◆ 課題の内容:
[a] 日本の人権対応に関する本文で「」に入れて示されている文書名をすべて書き出してください。
[b] 日本の人権対応に関する本文によると、アジアで日本より先にNAPを策定した国はどこですか。
[c] 日本の人権対応に関する本文の最後の文に続く内容を書いてください。

◆ 本文:
4―日本でも法制化に向けた動きが前進
国際的には欧米が先行した状況にあるが、欧米と同じ価値観を共有する日本も、取組みを強化している。日本がNAPを策定したのは2020年10月。欧米に比べれば遅い導入となったものの、アジアの中では、2019年10月に策定したタイに続く。
これを受けて、各機関も取組みを本格化している。例えば、東京証券取引所が、2021年6月に公表した「改定コーポレートガバナンス・コード」では、人権の尊重がサステナビリティを巡る課題の1つに挙げられたほか、経団連が2021年12月に公表した「改定企業行動憲章 実行の手引」では、第4章に人権を尊重する企業の責任が記されている。
さらに政府は、今年2022年9月、企業が人権対応を進めるための指針「責任あるサプライチェーンにおける人権尊重のためのガイドライン」を策定し、企業における人権DDの実施を後押しする姿勢を示している。これは、NAPでは踏み込めなかった企業対応を強化するものであり、より具体的で実効的な対策が取られるよう、企業事例を多く盛り込んでいるのが特徴だ。日本で事業活動を行う企業は、企業規模や業種等に関わらず、すべて人権に配慮していくことが求められる。
ただ、同指針は、すべてのリスクに対して、企業が同時に対処していくことを求めてはいない。企業の規模や事業の性質を考慮したうえで、優先順位の高い課題から順次対応していくことが重要だとしている。企業の取組みとしては、まず経営陣のコミットメントを得たうえで、ステークホルダーとの対話を重ね、取引先との関係を維持しながら問題の防止・軽減に努めることが重要だとされる。そのうえで、取引停止を「最後の手段」と位置づけ検討することを求めている。

◆ 提供された記録:
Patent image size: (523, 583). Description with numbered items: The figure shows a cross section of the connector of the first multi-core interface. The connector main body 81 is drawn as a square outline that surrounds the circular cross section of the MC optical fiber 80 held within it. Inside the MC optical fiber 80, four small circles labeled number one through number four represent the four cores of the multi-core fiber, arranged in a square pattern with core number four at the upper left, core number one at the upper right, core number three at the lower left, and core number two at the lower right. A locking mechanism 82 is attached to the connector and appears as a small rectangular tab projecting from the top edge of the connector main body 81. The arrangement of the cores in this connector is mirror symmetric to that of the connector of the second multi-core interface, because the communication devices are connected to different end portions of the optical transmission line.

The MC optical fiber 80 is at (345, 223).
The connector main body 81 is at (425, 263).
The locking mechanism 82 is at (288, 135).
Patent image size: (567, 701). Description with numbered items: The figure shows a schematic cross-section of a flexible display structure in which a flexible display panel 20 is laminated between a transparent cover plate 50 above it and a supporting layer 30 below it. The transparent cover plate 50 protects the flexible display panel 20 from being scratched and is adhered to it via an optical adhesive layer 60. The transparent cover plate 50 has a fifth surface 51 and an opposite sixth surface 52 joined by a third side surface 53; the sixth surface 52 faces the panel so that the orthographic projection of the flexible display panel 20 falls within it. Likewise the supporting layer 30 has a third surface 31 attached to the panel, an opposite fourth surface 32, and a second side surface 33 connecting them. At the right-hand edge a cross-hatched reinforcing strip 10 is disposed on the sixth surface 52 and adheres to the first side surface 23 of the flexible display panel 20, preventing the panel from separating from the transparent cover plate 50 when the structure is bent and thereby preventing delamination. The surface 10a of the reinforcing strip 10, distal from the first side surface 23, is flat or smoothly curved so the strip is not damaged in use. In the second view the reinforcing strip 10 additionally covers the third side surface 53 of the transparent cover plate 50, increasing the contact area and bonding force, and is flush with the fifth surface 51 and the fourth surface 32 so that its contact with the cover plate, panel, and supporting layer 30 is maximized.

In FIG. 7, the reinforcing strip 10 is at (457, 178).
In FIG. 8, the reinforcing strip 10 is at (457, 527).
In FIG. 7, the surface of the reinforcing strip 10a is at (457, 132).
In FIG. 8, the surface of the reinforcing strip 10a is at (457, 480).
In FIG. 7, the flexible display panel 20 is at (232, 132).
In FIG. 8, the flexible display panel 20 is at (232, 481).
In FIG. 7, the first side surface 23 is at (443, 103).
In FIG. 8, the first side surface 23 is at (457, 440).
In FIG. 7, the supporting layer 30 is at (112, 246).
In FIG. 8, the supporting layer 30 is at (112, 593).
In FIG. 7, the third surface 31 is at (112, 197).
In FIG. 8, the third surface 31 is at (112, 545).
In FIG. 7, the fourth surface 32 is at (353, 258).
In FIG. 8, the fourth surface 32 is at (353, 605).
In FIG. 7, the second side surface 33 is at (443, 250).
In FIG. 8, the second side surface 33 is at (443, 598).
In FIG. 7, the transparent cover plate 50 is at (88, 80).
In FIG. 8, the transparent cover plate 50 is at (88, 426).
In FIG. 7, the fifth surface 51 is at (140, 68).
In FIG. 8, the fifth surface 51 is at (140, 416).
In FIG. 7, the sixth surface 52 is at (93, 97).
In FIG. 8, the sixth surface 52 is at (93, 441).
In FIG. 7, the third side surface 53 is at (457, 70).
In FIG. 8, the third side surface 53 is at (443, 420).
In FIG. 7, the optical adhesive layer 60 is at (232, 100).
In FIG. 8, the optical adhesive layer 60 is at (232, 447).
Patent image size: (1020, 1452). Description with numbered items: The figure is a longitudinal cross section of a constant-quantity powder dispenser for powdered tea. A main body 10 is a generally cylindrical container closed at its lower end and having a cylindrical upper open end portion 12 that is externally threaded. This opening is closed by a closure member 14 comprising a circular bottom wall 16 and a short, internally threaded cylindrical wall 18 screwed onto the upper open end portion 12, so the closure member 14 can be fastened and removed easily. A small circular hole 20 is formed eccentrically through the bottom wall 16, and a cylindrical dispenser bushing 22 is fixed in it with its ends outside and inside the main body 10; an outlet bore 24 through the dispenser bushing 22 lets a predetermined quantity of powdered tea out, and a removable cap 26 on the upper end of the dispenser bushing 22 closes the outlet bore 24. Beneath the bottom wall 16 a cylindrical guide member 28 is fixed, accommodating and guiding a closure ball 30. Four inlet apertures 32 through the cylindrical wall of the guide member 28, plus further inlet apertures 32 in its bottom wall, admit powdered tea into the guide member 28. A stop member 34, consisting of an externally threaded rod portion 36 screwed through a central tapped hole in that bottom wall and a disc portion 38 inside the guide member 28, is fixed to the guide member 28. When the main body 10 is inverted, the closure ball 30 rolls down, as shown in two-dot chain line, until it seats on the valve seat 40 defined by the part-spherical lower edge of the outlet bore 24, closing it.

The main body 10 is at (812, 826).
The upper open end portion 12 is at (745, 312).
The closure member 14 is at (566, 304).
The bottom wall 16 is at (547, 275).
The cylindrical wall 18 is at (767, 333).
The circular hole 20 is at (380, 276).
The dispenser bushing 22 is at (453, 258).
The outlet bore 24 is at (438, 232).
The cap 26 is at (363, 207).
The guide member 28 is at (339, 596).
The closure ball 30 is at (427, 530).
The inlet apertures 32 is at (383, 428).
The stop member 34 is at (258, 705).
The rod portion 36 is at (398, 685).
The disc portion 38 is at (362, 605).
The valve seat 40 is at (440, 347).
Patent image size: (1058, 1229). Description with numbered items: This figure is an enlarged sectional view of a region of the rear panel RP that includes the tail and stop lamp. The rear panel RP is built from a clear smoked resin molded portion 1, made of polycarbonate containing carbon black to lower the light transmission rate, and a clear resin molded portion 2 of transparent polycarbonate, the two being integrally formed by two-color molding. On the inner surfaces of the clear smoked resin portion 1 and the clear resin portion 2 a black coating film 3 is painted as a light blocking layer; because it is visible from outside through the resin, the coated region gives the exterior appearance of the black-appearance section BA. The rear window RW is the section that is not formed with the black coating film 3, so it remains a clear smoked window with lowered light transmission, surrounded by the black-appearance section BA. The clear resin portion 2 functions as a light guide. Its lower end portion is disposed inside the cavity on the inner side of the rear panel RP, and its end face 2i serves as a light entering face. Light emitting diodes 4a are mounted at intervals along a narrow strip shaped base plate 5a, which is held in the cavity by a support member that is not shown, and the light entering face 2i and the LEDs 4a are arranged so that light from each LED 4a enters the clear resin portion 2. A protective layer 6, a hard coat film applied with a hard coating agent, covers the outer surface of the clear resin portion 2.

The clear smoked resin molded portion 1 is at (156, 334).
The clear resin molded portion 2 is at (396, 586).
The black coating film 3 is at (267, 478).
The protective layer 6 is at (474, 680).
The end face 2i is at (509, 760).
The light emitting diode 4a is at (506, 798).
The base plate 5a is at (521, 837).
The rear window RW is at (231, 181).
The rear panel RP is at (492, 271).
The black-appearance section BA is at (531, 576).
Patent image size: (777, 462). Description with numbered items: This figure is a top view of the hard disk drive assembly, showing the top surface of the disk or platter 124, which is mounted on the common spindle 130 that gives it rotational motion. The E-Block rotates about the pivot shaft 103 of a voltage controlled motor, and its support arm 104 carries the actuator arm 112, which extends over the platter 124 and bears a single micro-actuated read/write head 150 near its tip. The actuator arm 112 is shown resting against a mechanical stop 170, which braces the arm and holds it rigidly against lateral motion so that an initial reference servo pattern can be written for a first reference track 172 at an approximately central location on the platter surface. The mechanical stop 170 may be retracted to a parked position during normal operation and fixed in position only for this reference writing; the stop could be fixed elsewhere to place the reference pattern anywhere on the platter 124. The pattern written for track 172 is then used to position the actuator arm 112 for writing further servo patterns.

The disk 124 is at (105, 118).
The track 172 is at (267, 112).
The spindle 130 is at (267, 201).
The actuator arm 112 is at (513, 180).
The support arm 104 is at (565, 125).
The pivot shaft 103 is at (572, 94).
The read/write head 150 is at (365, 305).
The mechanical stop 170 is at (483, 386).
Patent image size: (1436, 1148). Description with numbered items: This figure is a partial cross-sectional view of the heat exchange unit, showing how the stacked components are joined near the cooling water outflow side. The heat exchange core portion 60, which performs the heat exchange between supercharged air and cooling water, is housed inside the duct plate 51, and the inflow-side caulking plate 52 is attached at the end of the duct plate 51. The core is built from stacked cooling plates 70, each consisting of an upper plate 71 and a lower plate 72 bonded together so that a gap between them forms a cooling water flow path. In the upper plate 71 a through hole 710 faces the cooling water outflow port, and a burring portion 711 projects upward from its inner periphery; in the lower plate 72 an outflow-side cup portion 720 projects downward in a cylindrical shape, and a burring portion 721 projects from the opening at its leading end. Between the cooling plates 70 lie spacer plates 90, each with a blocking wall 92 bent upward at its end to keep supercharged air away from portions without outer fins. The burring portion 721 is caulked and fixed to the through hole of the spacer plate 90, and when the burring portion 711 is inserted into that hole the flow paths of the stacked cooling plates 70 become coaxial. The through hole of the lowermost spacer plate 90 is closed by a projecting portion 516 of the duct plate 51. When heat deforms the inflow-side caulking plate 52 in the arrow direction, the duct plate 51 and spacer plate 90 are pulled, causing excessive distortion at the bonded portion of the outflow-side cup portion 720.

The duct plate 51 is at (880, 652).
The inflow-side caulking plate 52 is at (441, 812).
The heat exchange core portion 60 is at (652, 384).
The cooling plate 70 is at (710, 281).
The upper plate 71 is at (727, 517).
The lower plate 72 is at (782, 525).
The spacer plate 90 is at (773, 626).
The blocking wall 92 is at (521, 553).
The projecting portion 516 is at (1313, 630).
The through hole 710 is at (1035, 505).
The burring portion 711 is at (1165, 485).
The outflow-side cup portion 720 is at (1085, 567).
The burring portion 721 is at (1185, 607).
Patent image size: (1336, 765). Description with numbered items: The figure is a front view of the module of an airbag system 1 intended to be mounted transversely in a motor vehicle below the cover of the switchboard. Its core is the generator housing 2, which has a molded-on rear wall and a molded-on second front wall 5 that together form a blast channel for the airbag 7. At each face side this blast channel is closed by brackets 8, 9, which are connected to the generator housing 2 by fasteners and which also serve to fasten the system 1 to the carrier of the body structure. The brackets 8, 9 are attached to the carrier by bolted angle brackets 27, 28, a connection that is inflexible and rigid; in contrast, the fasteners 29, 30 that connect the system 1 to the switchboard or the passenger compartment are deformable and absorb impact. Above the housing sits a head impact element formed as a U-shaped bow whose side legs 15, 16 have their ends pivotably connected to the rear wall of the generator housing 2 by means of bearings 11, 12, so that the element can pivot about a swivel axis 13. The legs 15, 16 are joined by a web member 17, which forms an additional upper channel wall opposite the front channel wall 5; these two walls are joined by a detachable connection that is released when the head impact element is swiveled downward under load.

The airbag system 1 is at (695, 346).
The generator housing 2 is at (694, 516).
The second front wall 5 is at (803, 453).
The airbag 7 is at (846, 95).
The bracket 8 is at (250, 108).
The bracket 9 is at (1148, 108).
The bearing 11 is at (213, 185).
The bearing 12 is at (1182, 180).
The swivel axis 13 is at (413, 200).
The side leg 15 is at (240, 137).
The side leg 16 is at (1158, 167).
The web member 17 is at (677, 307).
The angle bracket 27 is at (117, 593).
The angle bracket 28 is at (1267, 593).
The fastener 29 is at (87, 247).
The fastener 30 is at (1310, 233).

◆ 解答例:
[a]
・改定コーポレートガバナンス・コード
・改定企業行動憲章 実行の手引
・責任あるサプライチェーンにおける人権尊重のためのガイドライン

[b] タイです（2019年10月に策定）。

[c]
現時点では、NAPも今般策定されたガイドラインも法的拘束力を持たないものの、海外での義務化の動きを受けて、今後日本でも法制化に向けた検討が進んで行くとみられる。
5―企業価値向上につなげる仕掛け → 「先進的取組み」「情報発信」
世界的に人権擁護に対する企業の責任が増す中、日本企業にも近年、厳しい目が向けられている。
例えば、ミャンマーで軍事クーデターが起きた際には、市民を弾圧する国軍関連企業と取引関係を持つ企業に批判が集まったほか、中国新疆ウイグル自治区における強制労働に関する問題では、現地に進出している日系企業に実態調査や透明性の確保が求められた。さらに、今年勃発したロシアによるウクライナ侵略でも、人権侵害を行う国で活動を継続する企業には、厳しい視線が注がれている。
これらの事案は、企業の人権問題に対する意識や関与の欠如が、大きな経営リスクにつながり得ることを示唆している。企業は、国際的に認められる水準まで人権擁護の取組みを強化し、企業価値に影響を与えるリスクを軽減していくことが重要だと言える。
ただ、企業活動における人権擁護の取組みは、法令遵守やガバナンス体制の構築に、追加のコスト負担を生じさせることから、二の足を踏んでしまう企業も少なからず存在する。とりわけ、欧米対比で取組みが遅れてきた日本企業は、国際水準へのキャッチアップもこれからだ。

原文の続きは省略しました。